- **Data to process**
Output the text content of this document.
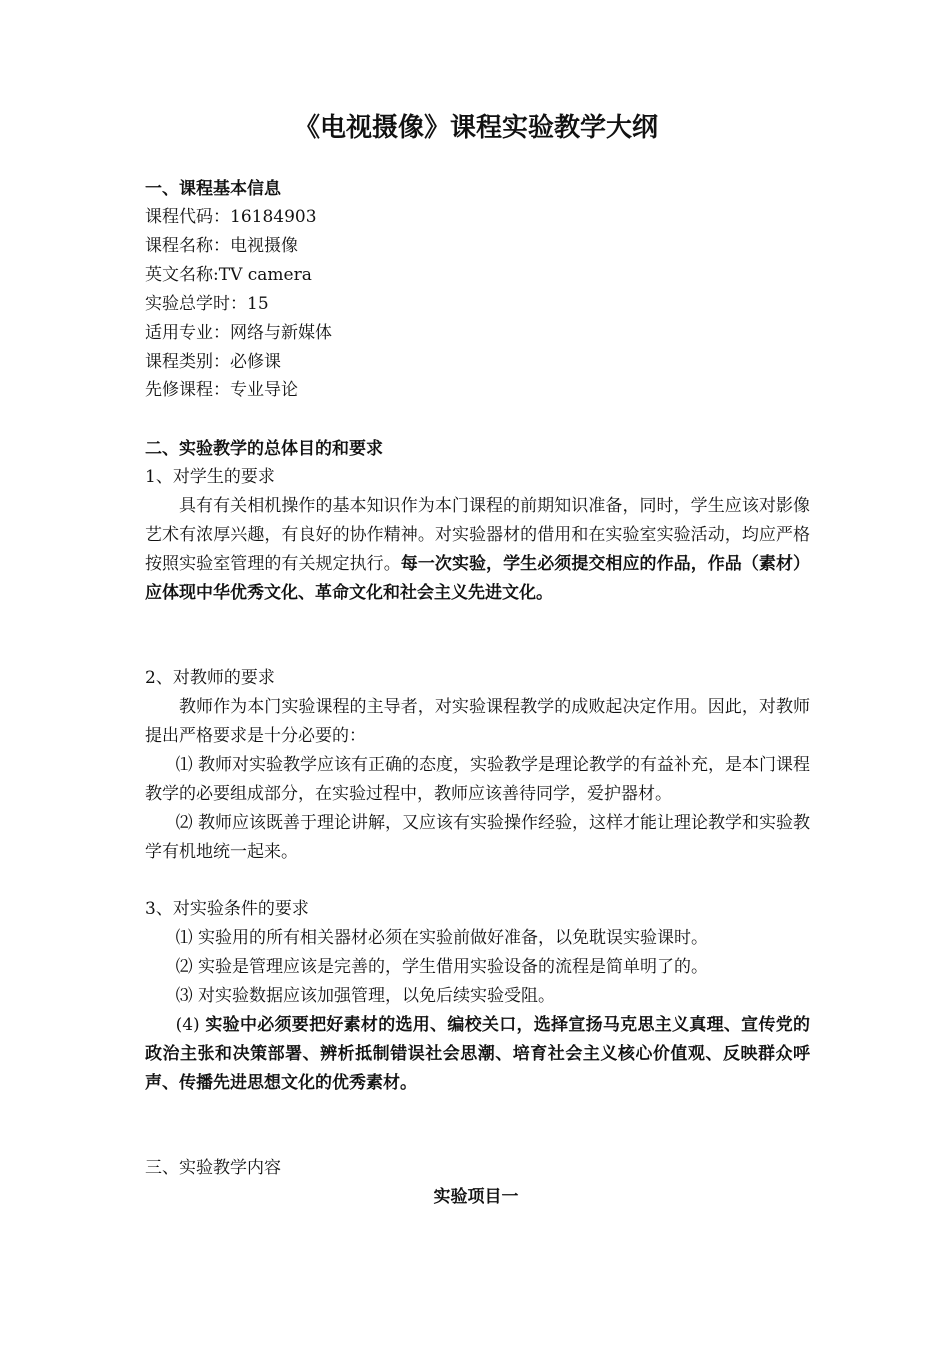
《电视摄像》课程实验教学大纲
一、课程基本信息
课程代码：16184903
课程名称：电视摄像
英文名称:TV camera
实验总学时：15
适用专业：网络与新媒体
课程类别：必修课
先修课程：专业导论
二、实验教学的总体目的和要求
1、对学生的要求
具有有关相机操作的基本知识作为本门课程的前期知识准备，同时，学生应该对影像艺术有浓厚兴趣，有良好的协作精神。对实验器材的借用和在实验室实验活动，均应严格按照实验室管理的有关规定执行。每一次实验，学生必须提交相应的作品，作品（素材）应体现中华优秀文化、革命文化和社会主义先进文化。
2、对教师的要求
教师作为本门实验课程的主导者，对实验课程教学的成败起决定作用。因此，对教师提出严格要求是十分必要的：
⑴ 教师对实验教学应该有正确的态度，实验教学是理论教学的有益补充，是本门课程教学的必要组成部分，在实验过程中，教师应该善待同学，爱护器材。
⑵ 教师应该既善于理论讲解，又应该有实验操作经验，这样才能让理论教学和实验教学有机地统一起来。
3、对实验条件的要求
⑴ 实验用的所有相关器材必须在实验前做好准备，以免耽误实验课时。
⑵ 实验是管理应该是完善的，学生借用实验设备的流程是简单明了的。
⑶ 对实验数据应该加强管理，以免后续实验受阻。
(4) 实验中必须要把好素材的选用、编校关口，选择宣扬马克思主义真理、宣传党的政治主张和决策部署、辨析抵制错误社会思潮、培育社会主义核心价值观、反映群众呼声、传播先进思想文化的优秀素材。
三、实验教学内容
实验项目一
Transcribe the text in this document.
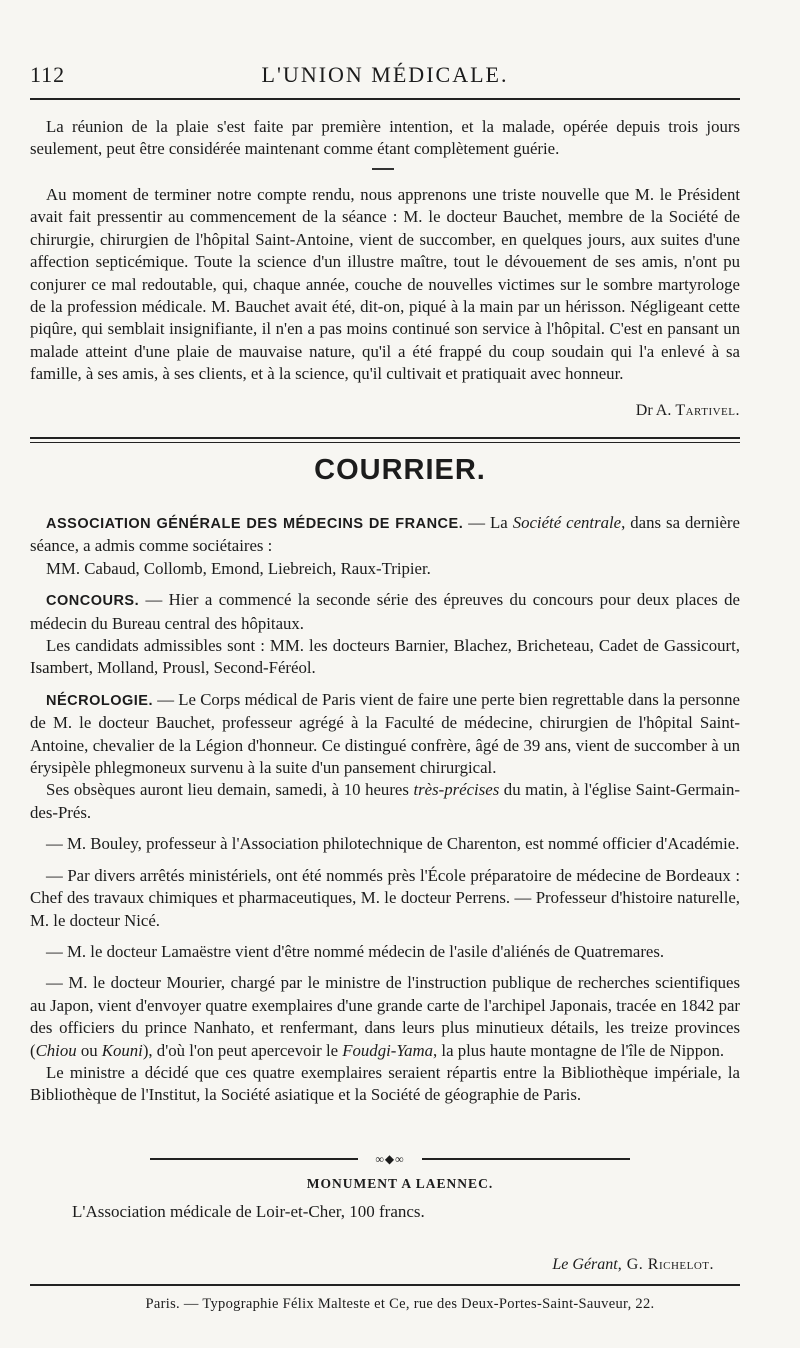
112	L'UNION MÉDICALE.

La réunion de la plaie s'est faite par première intention, et la malade, opérée depuis trois jours seulement, peut être considérée maintenant comme étant complètement guérie.

Au moment de terminer notre compte rendu, nous apprenons une triste nouvelle que M. le Président avait fait pressentir au commencement de la séance : M. le docteur Bauchet, membre de la Société de chirurgie, chirurgien de l'hôpital Saint-Antoine, vient de succomber, en quelques jours, aux suites d'une affection septicémique. Toute la science d'un illustre maître, tout le dévouement de ses amis, n'ont pu conjurer ce mal redoutable, qui, chaque année, couche de nouvelles victimes sur le sombre martyrologe de la profession médicale. M. Bauchet avait été, dit-on, piqué à la main par un hérisson. Négligeant cette piqûre, qui semblait insignifiante, il n'en a pas moins continué son service à l'hôpital. C'est en pansant un malade atteint d'une plaie de mauvaise nature, qu'il a été frappé du coup soudain qui l'a enlevé à sa famille, à ses amis, à ses clients, et à la science, qu'il cultivait et pratiquait avec honneur.

Dr A. Tartivel.
COURRIER.

ASSOCIATION GÉNÉRALE DES MÉDECINS DE FRANCE. — La Société centrale, dans sa dernière séance, a admis comme sociétaires :

MM. Cabaud, Collomb, Emond, Liebreich, Raux-Tripier.

CONCOURS. — Hier a commencé la seconde série des épreuves du concours pour deux places de médecin du Bureau central des hôpitaux.

Les candidats admissibles sont : MM. les docteurs Barnier, Blachez, Bricheteau, Cadet de Gassicourt, Isambert, Molland, Prousl, Second-Féréol.

NÉCROLOGIE. — Le Corps médical de Paris vient de faire une perte bien regrettable dans la personne de M. le docteur Bauchet, professeur agrégé à la Faculté de médecine, chirurgien de l'hôpital Saint-Antoine, chevalier de la Légion d'honneur. Ce distingué confrère, âgé de 39 ans, vient de succomber à un érysipèle phlegmoneux survenu à la suite d'un pansement chirurgical.

Ses obsèques auront lieu demain, samedi, à 10 heures très-précises du matin, à l'église Saint-Germain-des-Prés.

— M. Bouley, professeur à l'Association philotechnique de Charenton, est nommé officier d'Académie.

— Par divers arrêtés ministériels, ont été nommés près l'École préparatoire de médecine de Bordeaux : Chef des travaux chimiques et pharmaceutiques, M. le docteur Perrens. — Professeur d'histoire naturelle, M. le docteur Nicé.

— M. le docteur Lamaëstre vient d'être nommé médecin de l'asile d'aliénés de Quatremares.

— M. le docteur Mourier, chargé par le ministre de l'instruction publique de recherches scientifiques au Japon, vient d'envoyer quatre exemplaires d'une grande carte de l'archipel Japonais, tracée en 1842 par des officiers du prince Nanhato, et renfermant, dans leurs plus minutieux détails, les treize provinces (Chiou ou Kouni), d'où l'on peut apercevoir le Foudgi-Yama, la plus haute montagne de l'île de Nippon.

Le ministre a décidé que ces quatre exemplaires seraient répartis entre la Bibliothèque impériale, la Bibliothèque de l'Institut, la Société asiatique et la Société de géographie de Paris.

∞◆∞
MONUMENT A LAENNEC.
L'Association médicale de Loir-et-Cher, 100 francs.
Le Gérant, G. Richelot.
Paris. — Typographie Félix Malteste et Ce, rue des Deux-Portes-Saint-Sauveur, 22.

- **Exercise instructions**
The word "peut" may appear on some lines of these records; state how many such lines there are, and nothing else.

- **Solution**
2